[Dataset items]
:::::

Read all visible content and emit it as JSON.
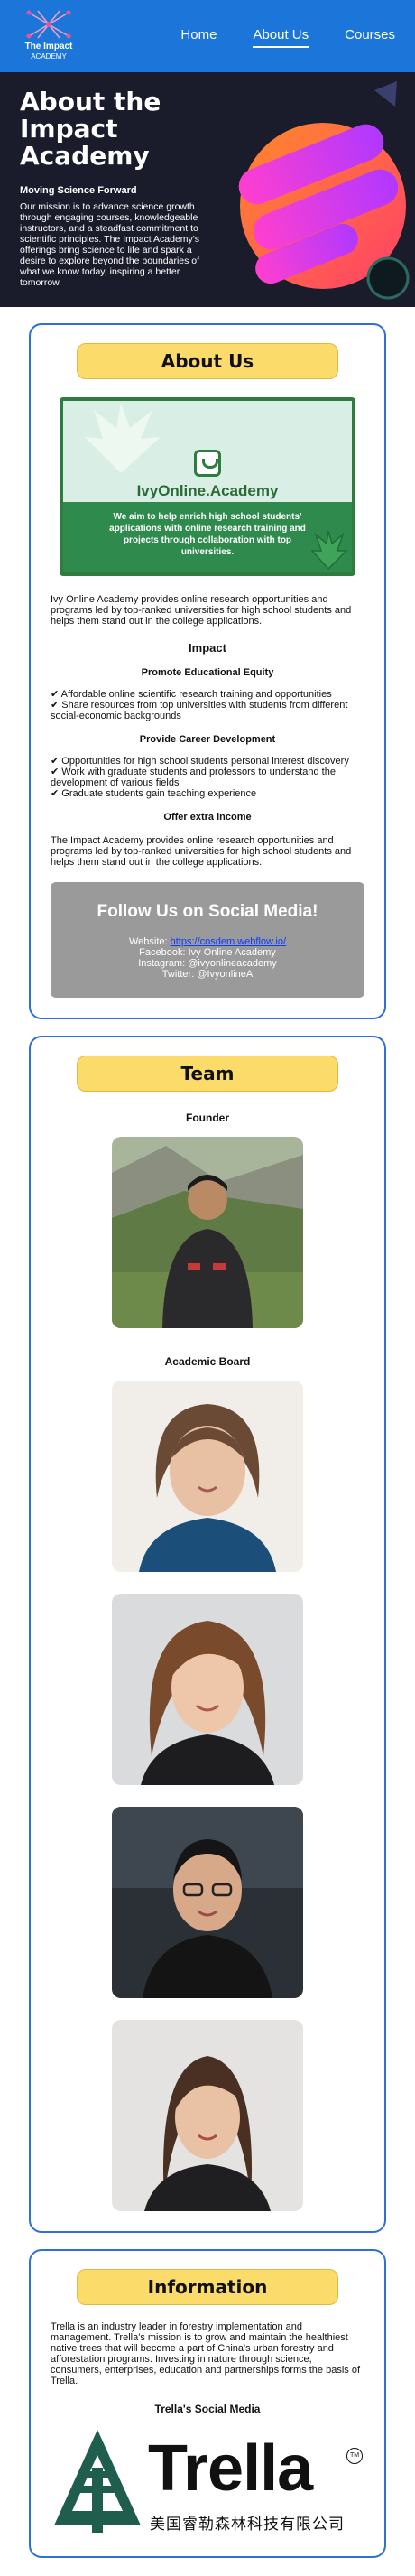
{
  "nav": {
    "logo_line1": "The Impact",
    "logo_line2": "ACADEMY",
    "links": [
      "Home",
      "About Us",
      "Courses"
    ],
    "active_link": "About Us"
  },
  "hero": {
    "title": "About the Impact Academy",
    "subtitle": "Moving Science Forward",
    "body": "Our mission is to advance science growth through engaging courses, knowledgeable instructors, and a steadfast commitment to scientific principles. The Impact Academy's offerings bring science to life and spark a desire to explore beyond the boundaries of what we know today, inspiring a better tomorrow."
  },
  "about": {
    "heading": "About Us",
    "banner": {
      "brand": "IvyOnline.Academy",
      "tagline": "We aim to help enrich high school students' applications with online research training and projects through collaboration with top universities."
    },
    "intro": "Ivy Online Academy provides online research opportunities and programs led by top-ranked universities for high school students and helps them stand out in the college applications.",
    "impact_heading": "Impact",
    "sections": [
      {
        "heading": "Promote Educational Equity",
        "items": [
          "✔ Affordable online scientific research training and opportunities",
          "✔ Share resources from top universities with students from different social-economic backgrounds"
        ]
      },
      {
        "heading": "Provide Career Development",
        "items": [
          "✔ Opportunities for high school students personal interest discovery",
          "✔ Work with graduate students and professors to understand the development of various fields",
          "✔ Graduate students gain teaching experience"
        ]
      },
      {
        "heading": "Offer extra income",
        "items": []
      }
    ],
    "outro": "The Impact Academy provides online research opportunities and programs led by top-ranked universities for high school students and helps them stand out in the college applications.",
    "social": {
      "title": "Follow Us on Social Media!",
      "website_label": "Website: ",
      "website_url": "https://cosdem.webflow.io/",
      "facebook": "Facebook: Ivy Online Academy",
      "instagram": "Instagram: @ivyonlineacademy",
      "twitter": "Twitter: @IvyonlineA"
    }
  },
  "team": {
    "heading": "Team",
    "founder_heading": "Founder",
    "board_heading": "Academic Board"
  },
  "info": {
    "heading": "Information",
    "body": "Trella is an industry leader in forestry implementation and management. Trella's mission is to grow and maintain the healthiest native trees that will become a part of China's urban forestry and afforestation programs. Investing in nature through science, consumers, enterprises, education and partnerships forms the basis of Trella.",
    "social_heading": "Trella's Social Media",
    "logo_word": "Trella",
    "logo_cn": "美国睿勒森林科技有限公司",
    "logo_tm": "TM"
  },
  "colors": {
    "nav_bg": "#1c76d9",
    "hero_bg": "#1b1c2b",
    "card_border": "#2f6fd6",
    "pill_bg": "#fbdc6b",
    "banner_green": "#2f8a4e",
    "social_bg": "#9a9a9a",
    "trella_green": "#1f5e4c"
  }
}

:::::

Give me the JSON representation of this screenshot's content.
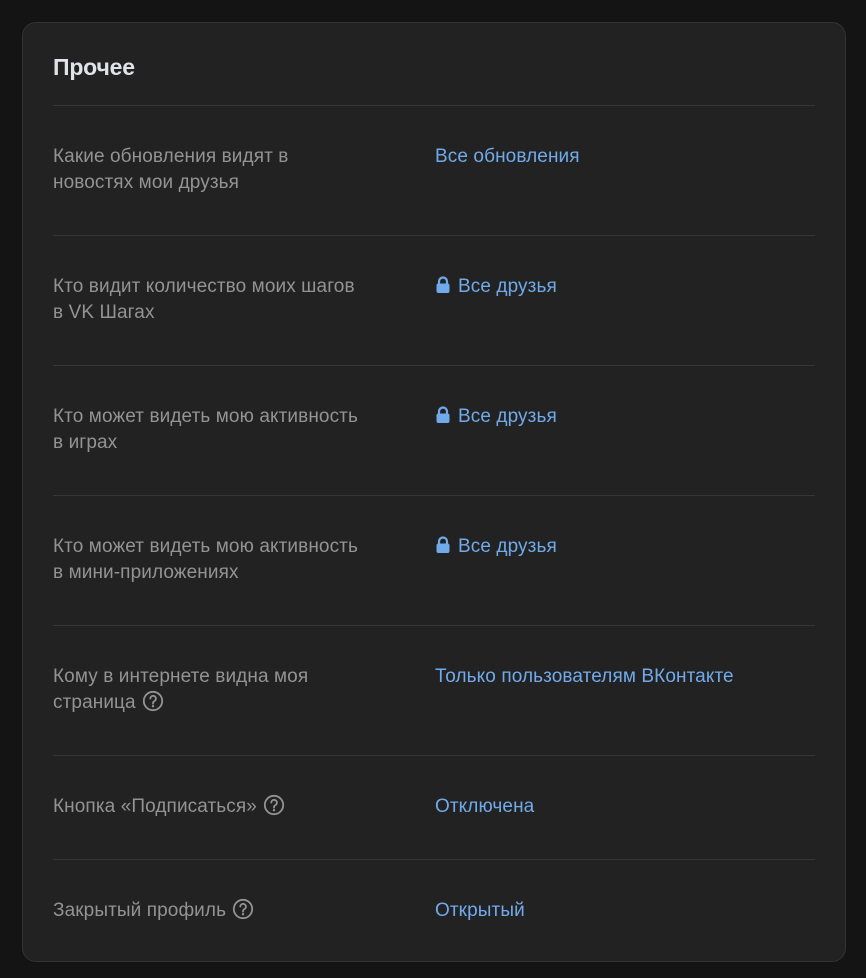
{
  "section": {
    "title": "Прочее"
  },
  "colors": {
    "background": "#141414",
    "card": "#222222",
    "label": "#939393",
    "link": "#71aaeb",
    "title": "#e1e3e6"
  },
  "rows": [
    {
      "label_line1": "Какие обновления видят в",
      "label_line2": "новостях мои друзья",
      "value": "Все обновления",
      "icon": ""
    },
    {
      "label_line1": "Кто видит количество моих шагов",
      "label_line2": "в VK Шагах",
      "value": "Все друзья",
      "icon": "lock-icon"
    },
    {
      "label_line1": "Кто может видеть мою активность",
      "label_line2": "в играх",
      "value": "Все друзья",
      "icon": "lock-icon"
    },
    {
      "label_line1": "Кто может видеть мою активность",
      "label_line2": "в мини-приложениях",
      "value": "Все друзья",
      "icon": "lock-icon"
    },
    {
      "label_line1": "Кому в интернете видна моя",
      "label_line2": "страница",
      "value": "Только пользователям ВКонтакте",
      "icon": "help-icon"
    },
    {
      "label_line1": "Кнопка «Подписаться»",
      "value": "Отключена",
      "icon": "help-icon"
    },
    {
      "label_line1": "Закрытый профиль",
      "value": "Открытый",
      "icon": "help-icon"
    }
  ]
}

:::::

- [YOUR GOAL]:
Reproduce each line holding the word "them".

- [SOLUTION FOR THIS EXERCISE]:
    "intro": "Ivy Online Academy provides online research opportunities and programs led by top-ranked universities for high school students and helps them stand out in the college applications.",
    "outro": "The Impact Academy provides online research opportunities and programs led by top-ranked universities for high school students and helps them stand out in the college applications.",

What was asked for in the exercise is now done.